:: Belge bölümü

İlginç, siyasi nezaketi anlatan bir yazıyı sizlerle payaşmak istedim... 

Siyasi ahlâka dair bir anı: 

Lâcivert elbiselerini giydiler, kravatlarını taktılar, üstlerini başlarını ayna karşısında özenle bir kez daha gözden geçirdiler. Sonra da sabahın saat 7.30'unda günlük olağan voltalarını atmak üzere deniz kıyısına indiler.
Zincirbozan'da bulunan CHP kökenliler 9 Eylül 1983 günü yine her sabah olduğu gibi, deniz kıyısında 110 metrelik yolda volta atmaya inerken, işte böyle lâcivertler içindeydiler. Her sabah bu saatlerde "Zincirbozan Ahalisi" odalarından çıkar ve volta atarak günde yaklaşık on kilometre yürümeye çalışırlardı. 110 metrelik yolun ilk müşterileri de genellikle Süleyman Demirel ile Süleyman Genç'ti. 
Aradan onbeş yirmi dakika geçti, AP'liler baktı ki, CHP'ilerin tümü lâciler içinde. Şöyle uzaktan bakıyorlar, pek bir anlam veremiyorlardı. 
Biraz sonra Demirel CHP'lilerin topluca bulunduğu yere geldi ve büyük bir şaşkınlık içinde sordu: 
"Beyler, ne oluyor bugün burada?.. Yabancı bir misafiriniz filân mi gelecek?"

::::
:: Veri alıntısı

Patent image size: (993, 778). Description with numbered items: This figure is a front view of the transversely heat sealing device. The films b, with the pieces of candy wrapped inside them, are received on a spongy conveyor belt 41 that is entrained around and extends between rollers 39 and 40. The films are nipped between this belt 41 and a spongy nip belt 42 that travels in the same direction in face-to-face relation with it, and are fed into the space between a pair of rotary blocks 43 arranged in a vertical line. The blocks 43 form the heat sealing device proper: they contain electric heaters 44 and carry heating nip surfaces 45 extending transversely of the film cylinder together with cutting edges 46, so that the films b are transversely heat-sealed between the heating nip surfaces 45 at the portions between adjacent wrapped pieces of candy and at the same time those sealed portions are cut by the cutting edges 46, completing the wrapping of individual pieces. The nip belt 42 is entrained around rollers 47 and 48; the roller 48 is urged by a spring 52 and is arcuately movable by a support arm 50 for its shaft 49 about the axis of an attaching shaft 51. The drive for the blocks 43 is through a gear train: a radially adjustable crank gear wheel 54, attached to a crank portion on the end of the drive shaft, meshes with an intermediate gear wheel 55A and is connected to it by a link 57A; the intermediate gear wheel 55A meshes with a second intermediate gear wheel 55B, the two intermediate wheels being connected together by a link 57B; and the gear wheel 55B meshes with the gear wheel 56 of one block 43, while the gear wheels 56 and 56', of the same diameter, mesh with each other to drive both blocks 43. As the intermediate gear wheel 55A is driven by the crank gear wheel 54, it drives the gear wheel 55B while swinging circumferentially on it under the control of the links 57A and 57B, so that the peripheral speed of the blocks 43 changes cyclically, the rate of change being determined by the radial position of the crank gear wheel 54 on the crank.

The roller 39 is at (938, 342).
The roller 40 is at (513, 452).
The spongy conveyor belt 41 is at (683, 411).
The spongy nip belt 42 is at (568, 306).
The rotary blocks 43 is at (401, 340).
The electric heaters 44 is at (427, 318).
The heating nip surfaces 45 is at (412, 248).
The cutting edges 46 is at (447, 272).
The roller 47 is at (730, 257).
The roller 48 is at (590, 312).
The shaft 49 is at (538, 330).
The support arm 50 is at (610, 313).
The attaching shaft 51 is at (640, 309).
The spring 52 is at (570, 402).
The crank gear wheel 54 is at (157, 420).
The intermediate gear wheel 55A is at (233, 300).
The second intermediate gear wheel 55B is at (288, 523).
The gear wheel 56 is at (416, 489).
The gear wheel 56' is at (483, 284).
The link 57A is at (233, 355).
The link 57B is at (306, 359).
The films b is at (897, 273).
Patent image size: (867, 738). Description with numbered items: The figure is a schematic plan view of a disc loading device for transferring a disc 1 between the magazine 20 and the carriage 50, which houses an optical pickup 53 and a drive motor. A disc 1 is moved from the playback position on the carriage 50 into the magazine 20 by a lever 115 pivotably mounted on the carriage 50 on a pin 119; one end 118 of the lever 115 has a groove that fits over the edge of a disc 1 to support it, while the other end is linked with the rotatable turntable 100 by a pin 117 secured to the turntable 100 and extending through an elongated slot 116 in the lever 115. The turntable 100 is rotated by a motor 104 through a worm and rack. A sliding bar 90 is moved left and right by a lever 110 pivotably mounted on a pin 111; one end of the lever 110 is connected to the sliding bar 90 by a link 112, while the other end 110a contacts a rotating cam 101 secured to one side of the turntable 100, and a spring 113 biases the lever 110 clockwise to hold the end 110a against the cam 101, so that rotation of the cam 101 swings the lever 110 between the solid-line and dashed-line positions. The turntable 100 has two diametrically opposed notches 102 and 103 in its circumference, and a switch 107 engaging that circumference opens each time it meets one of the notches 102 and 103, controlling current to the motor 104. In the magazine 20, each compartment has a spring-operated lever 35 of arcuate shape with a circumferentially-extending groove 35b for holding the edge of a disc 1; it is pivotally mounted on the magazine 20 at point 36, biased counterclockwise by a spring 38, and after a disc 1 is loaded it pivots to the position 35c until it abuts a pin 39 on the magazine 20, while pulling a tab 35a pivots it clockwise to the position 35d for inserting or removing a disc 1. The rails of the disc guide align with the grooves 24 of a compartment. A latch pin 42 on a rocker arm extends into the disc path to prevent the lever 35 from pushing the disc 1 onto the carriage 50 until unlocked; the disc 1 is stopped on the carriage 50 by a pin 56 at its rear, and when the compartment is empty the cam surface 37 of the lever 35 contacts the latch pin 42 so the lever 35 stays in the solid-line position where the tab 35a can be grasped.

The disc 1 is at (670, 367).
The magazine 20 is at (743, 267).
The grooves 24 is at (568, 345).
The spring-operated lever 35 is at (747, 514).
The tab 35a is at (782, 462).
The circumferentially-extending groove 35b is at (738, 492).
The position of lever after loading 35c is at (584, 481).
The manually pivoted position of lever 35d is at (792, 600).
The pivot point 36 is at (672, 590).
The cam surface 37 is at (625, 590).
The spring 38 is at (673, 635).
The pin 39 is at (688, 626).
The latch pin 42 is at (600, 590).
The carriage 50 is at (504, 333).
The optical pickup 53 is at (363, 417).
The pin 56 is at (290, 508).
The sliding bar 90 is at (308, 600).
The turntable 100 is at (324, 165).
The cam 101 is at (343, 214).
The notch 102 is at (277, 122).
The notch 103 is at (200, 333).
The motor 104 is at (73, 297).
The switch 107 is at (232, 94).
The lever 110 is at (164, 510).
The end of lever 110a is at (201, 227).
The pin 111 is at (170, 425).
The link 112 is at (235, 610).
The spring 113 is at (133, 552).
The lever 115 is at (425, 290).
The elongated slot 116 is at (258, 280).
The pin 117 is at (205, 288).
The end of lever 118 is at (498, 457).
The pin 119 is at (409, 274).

::::

Yapılacaklar:
a - Zincirbozan anısına göre CHP kökenliler deniz kıyısında kaç metrelik bir yolda volta atıyordu?
b - Zincirbozan anısında "Zincirbozan'da bulunan CHP" sözleriyle başlayıp "ile Süleyman Genç'ti." sözleriyle biten bölümü olduğu gibi yazıya geçirin.
c - Zincirbozan anısını kaldığı yerden devam ettirin.

Alıştırma yanıtları:
a - 110 metrelik bir yolda.

b -
Zincirbozan'da bulunan CHP kökenliler 9 Eylül 1983 günü yine her sabah olduğu gibi, deniz kıyısında 110 metrelik yolda volta atmaya inerken, işte böyle lâcivertler içindeydiler. Her sabah bu saatlerde "Zincirbozan Ahalisi" odalarından çıkar ve volta atarak günde yaklaşık on kilometre yürümeye çalışırlardı. 110 metrelik yolun ilk müşterileri de genellikle Süleyman Demirel ile Süleyman Genç'ti.

c -
CHP'nin Zincirbozan'daki en büyüğü Sırrı Atalay oturduğu sandalyeden kalktı ve "Beyefendi, sizi rahatsız etmek için söylemedik. Bugün 9 Eylül, yani CHP'nin kuruluş yıldönümüdür. Bizim için özel bir gün sayılır. Hiç değilse bugün, kıyafetlerimizi değiştirerek, günlük pantolon ve şortları atarak buradaki elbiselerimizi giyip bugünü aramızda kutlamayı düşündük, onun için bugün bu kıyafetle dolaşacağız..."
Demirel'in ağzından tek bir sözcük çıktı: "Yaaa!.." Yüz hatları gerildi ve "Peki" diyerek ayrıldı.
CHP'liler orada askeri kampın içinde yerden otların arasından kır çiçekleri topladılar. Kampta bir de Atatürk büstü vardı. Hep birlikte, önlerinde Sırrı Atalay olduğu halde, Atatürk büstüne topladıkları kır çiçeklerini koydular. Sonra da saygı duruşunda bulundular.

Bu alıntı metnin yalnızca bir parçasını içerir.